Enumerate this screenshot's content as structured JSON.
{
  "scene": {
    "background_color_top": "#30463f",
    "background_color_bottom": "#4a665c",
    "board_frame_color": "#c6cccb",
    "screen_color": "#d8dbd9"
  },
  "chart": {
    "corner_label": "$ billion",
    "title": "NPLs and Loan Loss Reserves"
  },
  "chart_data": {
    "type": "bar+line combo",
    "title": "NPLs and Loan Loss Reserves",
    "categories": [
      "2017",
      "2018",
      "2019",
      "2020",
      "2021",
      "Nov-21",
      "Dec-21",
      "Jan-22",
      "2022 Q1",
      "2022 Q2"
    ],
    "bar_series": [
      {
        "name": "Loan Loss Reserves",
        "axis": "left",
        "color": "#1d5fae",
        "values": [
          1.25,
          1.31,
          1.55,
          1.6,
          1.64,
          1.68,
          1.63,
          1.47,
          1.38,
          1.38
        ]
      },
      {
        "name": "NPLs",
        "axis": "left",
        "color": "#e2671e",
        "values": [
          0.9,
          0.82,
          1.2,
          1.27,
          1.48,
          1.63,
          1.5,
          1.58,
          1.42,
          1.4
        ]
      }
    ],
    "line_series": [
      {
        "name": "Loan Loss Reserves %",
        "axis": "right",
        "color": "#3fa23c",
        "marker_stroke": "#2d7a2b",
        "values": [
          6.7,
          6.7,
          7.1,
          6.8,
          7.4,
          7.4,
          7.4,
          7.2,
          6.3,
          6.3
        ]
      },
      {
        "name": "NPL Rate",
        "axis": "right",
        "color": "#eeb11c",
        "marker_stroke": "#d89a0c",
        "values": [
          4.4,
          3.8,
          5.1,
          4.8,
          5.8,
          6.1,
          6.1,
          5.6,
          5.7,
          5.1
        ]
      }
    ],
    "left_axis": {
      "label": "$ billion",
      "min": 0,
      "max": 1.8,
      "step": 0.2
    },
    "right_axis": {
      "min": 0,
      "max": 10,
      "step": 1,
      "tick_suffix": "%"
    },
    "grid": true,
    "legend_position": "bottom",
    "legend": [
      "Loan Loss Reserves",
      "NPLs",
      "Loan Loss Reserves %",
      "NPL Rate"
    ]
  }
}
+ + + + + + +
Your task is to retype all of the records exactly.

Enumerate this screenshot's content as structured JSON.
{
  "scene": {
    "background_color_top": "#30463f",
    "background_color_bottom": "#4a665c",
    "board_frame_color": "#c6cccb",
    "screen_color": "#d8dbd9"
  },
  "chart": {
    "corner_label": "$ billion",
    "title": "NPLs and Loan Loss Reserves"
  },
  "chart_data": {
    "type": "bar+line combo",
    "title": "NPLs and Loan Loss Reserves",
    "categories": [
      "2017",
      "2018",
      "2019",
      "2020",
      "2021",
      "Nov-21",
      "Dec-21",
      "Jan-22",
      "2022 Q1",
      "2022 Q2"
    ],
    "bar_series": [
      {
        "name": "Loan Loss Reserves",
        "axis": "left",
        "color": "#1d5fae",
        "values": [
          1.25,
          1.31,
          1.55,
          1.6,
          1.64,
          1.68,
          1.63,
          1.47,
          1.38,
          1.38
        ]
      },
      {
        "name": "NPLs",
        "axis": "left",
        "color": "#e2671e",
        "values": [
          0.9,
          0.82,
          1.2,
          1.27,
          1.48,
          1.63,
          1.5,
          1.58,
          1.42,
          1.4
        ]
      }
    ],
    "line_series": [
      {
        "name": "Loan Loss Reserves %",
        "axis": "right",
        "color": "#3fa23c",
        "marker_stroke": "#2d7a2b",
        "values": [
          6.7,
          6.7,
          7.1,
          6.8,
          7.4,
          7.4,
          7.4,
          7.2,
          6.3,
          6.3
        ]
      },
      {
        "name": "NPL Rate",
        "axis": "right",
        "color": "#eeb11c",
        "marker_stroke": "#d89a0c",
        "values": [
          4.4,
          3.8,
          5.1,
          4.8,
          5.8,
          6.1,
          6.1,
          5.6,
          5.7,
          5.1
        ]
      }
    ],
    "left_axis": {
      "label": "$ billion",
      "min": 0,
      "max": 1.8,
      "step": 0.2
    },
    "right_axis": {
      "min": 0,
      "max": 10,
      "step": 1,
      "tick_suffix": "%"
    },
    "grid": true,
    "legend_position": "bottom",
    "legend": [
      "Loan Loss Reserves",
      "NPLs",
      "Loan Loss Reserves %",
      "NPL Rate"
    ]
  }
}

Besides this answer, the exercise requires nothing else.